Figure data in JSON
--*--
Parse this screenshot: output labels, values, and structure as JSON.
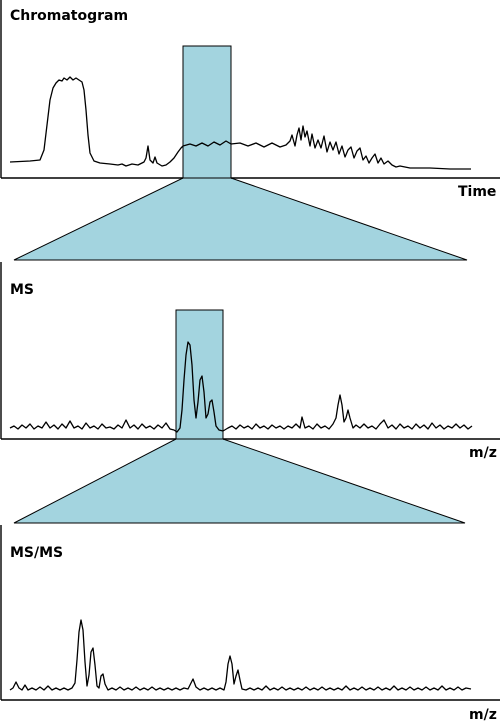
{
  "panels": [
    {
      "title": "Chromatogram",
      "axis_label": "Time"
    },
    {
      "title": "MS",
      "axis_label": "m/z"
    },
    {
      "title": "MS/MS",
      "axis_label": "m/z"
    }
  ],
  "colors": {
    "highlight": "#a3d4df",
    "ink": "#000000",
    "background": "#ffffff"
  }
}
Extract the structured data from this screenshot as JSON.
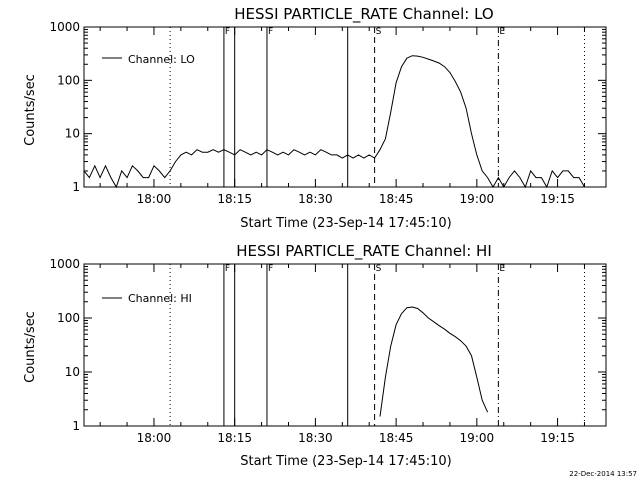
{
  "footer_timestamp": "22-Dec-2014 13:57",
  "chart_data": [
    {
      "type": "line",
      "title": "HESSI PARTICLE_RATE Channel: LO",
      "xlabel": "Start Time (23-Sep-14 17:45:10)",
      "ylabel": "Counts/sec",
      "yscale": "log",
      "ylim": [
        1,
        1000
      ],
      "xlim": [
        "17:47",
        "19:24"
      ],
      "x_ticks": [
        "18:00",
        "18:15",
        "18:30",
        "18:45",
        "19:00",
        "19:15"
      ],
      "y_ticks": [
        "1",
        "10",
        "100",
        "1000"
      ],
      "legend": "Channel: LO",
      "legend_position": "top-left",
      "markers": [
        {
          "label": "",
          "time": "18:03",
          "style": "dotted"
        },
        {
          "label": "F",
          "time": "18:13",
          "style": "solid"
        },
        {
          "label": "",
          "time": "18:15",
          "style": "solid"
        },
        {
          "label": "F",
          "time": "18:21",
          "style": "solid"
        },
        {
          "label": "",
          "time": "18:36",
          "style": "solid"
        },
        {
          "label": "S",
          "time": "18:41",
          "style": "dashed"
        },
        {
          "label": "E",
          "time": "19:04",
          "style": "dash-dot"
        },
        {
          "label": "",
          "time": "19:20",
          "style": "dotted"
        }
      ],
      "series": [
        {
          "name": "Channel: LO",
          "x": [
            "17:47",
            "17:48",
            "17:49",
            "17:50",
            "17:51",
            "17:52",
            "17:53",
            "17:54",
            "17:55",
            "17:56",
            "17:57",
            "17:58",
            "17:59",
            "18:00",
            "18:01",
            "18:02",
            "18:03",
            "18:04",
            "18:05",
            "18:06",
            "18:07",
            "18:08",
            "18:09",
            "18:10",
            "18:11",
            "18:12",
            "18:13",
            "18:14",
            "18:15",
            "18:16",
            "18:17",
            "18:18",
            "18:19",
            "18:20",
            "18:21",
            "18:22",
            "18:23",
            "18:24",
            "18:25",
            "18:26",
            "18:27",
            "18:28",
            "18:29",
            "18:30",
            "18:31",
            "18:32",
            "18:33",
            "18:34",
            "18:35",
            "18:36",
            "18:37",
            "18:38",
            "18:39",
            "18:40",
            "18:41",
            "18:42",
            "18:43",
            "18:44",
            "18:45",
            "18:46",
            "18:47",
            "18:48",
            "18:49",
            "18:50",
            "18:51",
            "18:52",
            "18:53",
            "18:54",
            "18:55",
            "18:56",
            "18:57",
            "18:58",
            "18:59",
            "19:00",
            "19:01",
            "19:02",
            "19:03",
            "19:04",
            "19:05",
            "19:06",
            "19:07",
            "19:08",
            "19:09",
            "19:10",
            "19:11",
            "19:12",
            "19:13",
            "19:14",
            "19:15",
            "19:16",
            "19:17",
            "19:18",
            "19:19",
            "19:20"
          ],
          "y": [
            2,
            1.5,
            2.5,
            1.5,
            2.5,
            1.5,
            1,
            2,
            1.5,
            2.5,
            2,
            1.5,
            1.5,
            2.5,
            2,
            1.5,
            2,
            3,
            4,
            4.5,
            4,
            5,
            4.5,
            4.5,
            5,
            4.5,
            5,
            4.5,
            4,
            5,
            4.5,
            4,
            4.5,
            4,
            5,
            4.5,
            4,
            4.5,
            4,
            5,
            4.5,
            4,
            4.5,
            4,
            5,
            4.5,
            4,
            4,
            3.5,
            4,
            3.5,
            4,
            3.5,
            4,
            3.5,
            5,
            8,
            25,
            90,
            180,
            260,
            290,
            285,
            270,
            250,
            230,
            210,
            180,
            140,
            95,
            60,
            30,
            10,
            4,
            2,
            1.5,
            1,
            1.5,
            1,
            1.5,
            2,
            1.5,
            1,
            2,
            1.5,
            1.5,
            1,
            2,
            1.5,
            2,
            2,
            1.5,
            1.5,
            1
          ]
        }
      ]
    },
    {
      "type": "line",
      "title": "HESSI PARTICLE_RATE Channel: HI",
      "xlabel": "Start Time (23-Sep-14 17:45:10)",
      "ylabel": "Counts/sec",
      "yscale": "log",
      "ylim": [
        1,
        1000
      ],
      "xlim": [
        "17:47",
        "19:24"
      ],
      "x_ticks": [
        "18:00",
        "18:15",
        "18:30",
        "18:45",
        "19:00",
        "19:15"
      ],
      "y_ticks": [
        "1",
        "10",
        "100",
        "1000"
      ],
      "legend": "Channel: HI",
      "legend_position": "top-left",
      "markers": [
        {
          "label": "",
          "time": "18:03",
          "style": "dotted"
        },
        {
          "label": "F",
          "time": "18:13",
          "style": "solid"
        },
        {
          "label": "",
          "time": "18:15",
          "style": "solid"
        },
        {
          "label": "F",
          "time": "18:21",
          "style": "solid"
        },
        {
          "label": "",
          "time": "18:36",
          "style": "solid"
        },
        {
          "label": "S",
          "time": "18:41",
          "style": "dashed"
        },
        {
          "label": "E",
          "time": "19:04",
          "style": "dash-dot"
        },
        {
          "label": "",
          "time": "19:20",
          "style": "dotted"
        }
      ],
      "series": [
        {
          "name": "Channel: HI",
          "x": [
            "18:42",
            "18:43",
            "18:44",
            "18:45",
            "18:46",
            "18:47",
            "18:48",
            "18:49",
            "18:50",
            "18:51",
            "18:52",
            "18:53",
            "18:54",
            "18:55",
            "18:56",
            "18:57",
            "18:58",
            "18:59",
            "19:00",
            "19:01",
            "19:02"
          ],
          "y": [
            1.5,
            8,
            30,
            75,
            120,
            155,
            160,
            150,
            125,
            100,
            85,
            72,
            62,
            52,
            45,
            38,
            30,
            20,
            8,
            3,
            1.8
          ]
        }
      ]
    }
  ]
}
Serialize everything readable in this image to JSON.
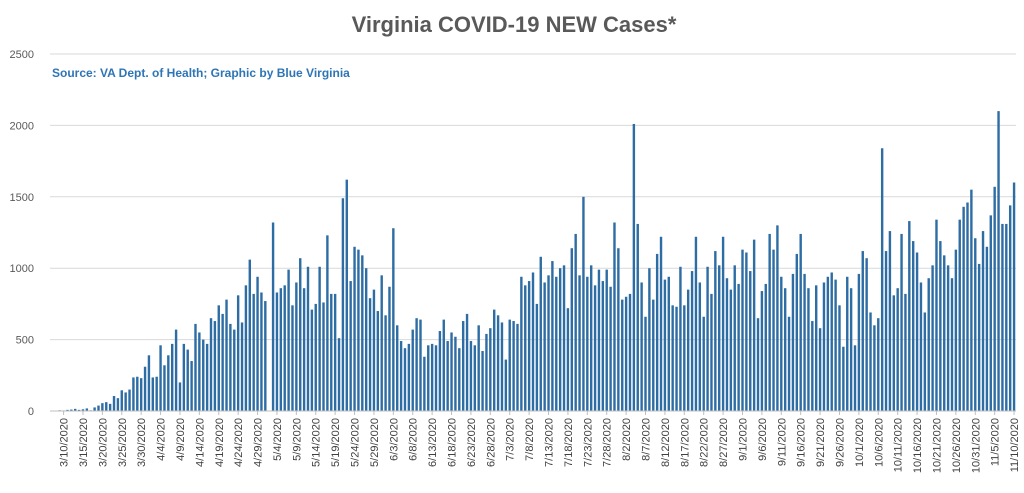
{
  "chart_data": {
    "type": "bar",
    "title": "Virginia COVID-19 NEW Cases*",
    "annotation": "Source: VA Dept. of Health; Graphic by Blue Virginia",
    "xlabel": "",
    "ylabel": "",
    "ylim": [
      0,
      2500
    ],
    "yticks": [
      "0",
      "500",
      "1000",
      "1500",
      "2000",
      "2500"
    ],
    "grid": true,
    "legend": "none",
    "bar_color": "#2e6da4",
    "x_start": "3/7/2020",
    "x_tick_labels": [
      "3/10/2020",
      "3/15/2020",
      "3/20/2020",
      "3/25/2020",
      "3/30/2020",
      "4/4/2020",
      "4/9/2020",
      "4/14/2020",
      "4/19/2020",
      "4/24/2020",
      "4/29/2020",
      "5/4/2020",
      "5/9/2020",
      "5/14/2020",
      "5/19/2020",
      "5/24/2020",
      "5/29/2020",
      "6/3/2020",
      "6/8/2020",
      "6/13/2020",
      "6/18/2020",
      "6/23/2020",
      "6/28/2020",
      "7/3/2020",
      "7/8/2020",
      "7/13/2020",
      "7/18/2020",
      "7/23/2020",
      "7/28/2020",
      "8/2/2020",
      "8/7/2020",
      "8/12/2020",
      "8/17/2020",
      "8/22/2020",
      "8/27/2020",
      "9/1/2020",
      "9/6/2020",
      "9/11/2020",
      "9/16/2020",
      "9/21/2020",
      "9/26/2020",
      "10/1/2020",
      "10/6/2020",
      "10/11/2020",
      "10/16/2020",
      "10/21/2020",
      "10/26/2020",
      "10/31/2020",
      "11/5/2020",
      "11/10/2020"
    ],
    "values": [
      2,
      3,
      5,
      4,
      8,
      10,
      15,
      8,
      12,
      18,
      5,
      25,
      38,
      55,
      62,
      50,
      105,
      90,
      145,
      130,
      150,
      235,
      240,
      230,
      310,
      390,
      235,
      240,
      460,
      320,
      390,
      470,
      570,
      200,
      470,
      430,
      350,
      610,
      550,
      500,
      470,
      650,
      630,
      740,
      680,
      780,
      610,
      570,
      810,
      620,
      880,
      1060,
      820,
      940,
      830,
      770,
      0,
      1320,
      830,
      860,
      880,
      990,
      740,
      900,
      1070,
      860,
      1010,
      710,
      750,
      1010,
      760,
      1230,
      820,
      820,
      510,
      1490,
      1620,
      910,
      1150,
      1130,
      1090,
      1000,
      790,
      850,
      700,
      950,
      670,
      870,
      1280,
      600,
      490,
      440,
      470,
      570,
      650,
      640,
      380,
      460,
      470,
      460,
      560,
      640,
      490,
      550,
      520,
      440,
      630,
      680,
      490,
      460,
      600,
      420,
      540,
      580,
      710,
      670,
      620,
      360,
      640,
      630,
      610,
      940,
      880,
      910,
      970,
      750,
      1080,
      900,
      950,
      1050,
      940,
      1000,
      1020,
      720,
      1140,
      1240,
      950,
      1500,
      940,
      1020,
      880,
      990,
      910,
      990,
      870,
      1320,
      1140,
      780,
      800,
      820,
      2010,
      1310,
      900,
      660,
      1000,
      780,
      1100,
      1220,
      920,
      940,
      740,
      730,
      1010,
      740,
      850,
      980,
      1220,
      900,
      660,
      1010,
      820,
      1120,
      1020,
      1220,
      930,
      850,
      1020,
      890,
      1130,
      1110,
      980,
      1200,
      650,
      840,
      890,
      1240,
      1130,
      1300,
      940,
      860,
      660,
      960,
      1100,
      1240,
      960,
      860,
      630,
      880,
      580,
      900,
      940,
      970,
      920,
      740,
      450,
      940,
      860,
      460,
      960,
      1120,
      1070,
      690,
      600,
      650,
      1840,
      1120,
      1260,
      810,
      860,
      1240,
      820,
      1330,
      1190,
      1110,
      900,
      690,
      930,
      1020,
      1340,
      1190,
      1090,
      1020,
      930,
      1130,
      1340,
      1430,
      1460,
      1550,
      1210,
      1030,
      1260,
      1150,
      1370,
      1570,
      2100,
      1310,
      1310,
      1440,
      1600
    ]
  }
}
--*--
Problem requirements: Scan the material above. Copy each line where "values" occurs.

Result of the exercise:
Parse this screenshot: output labels, values, and structure as JSON.
    "values": [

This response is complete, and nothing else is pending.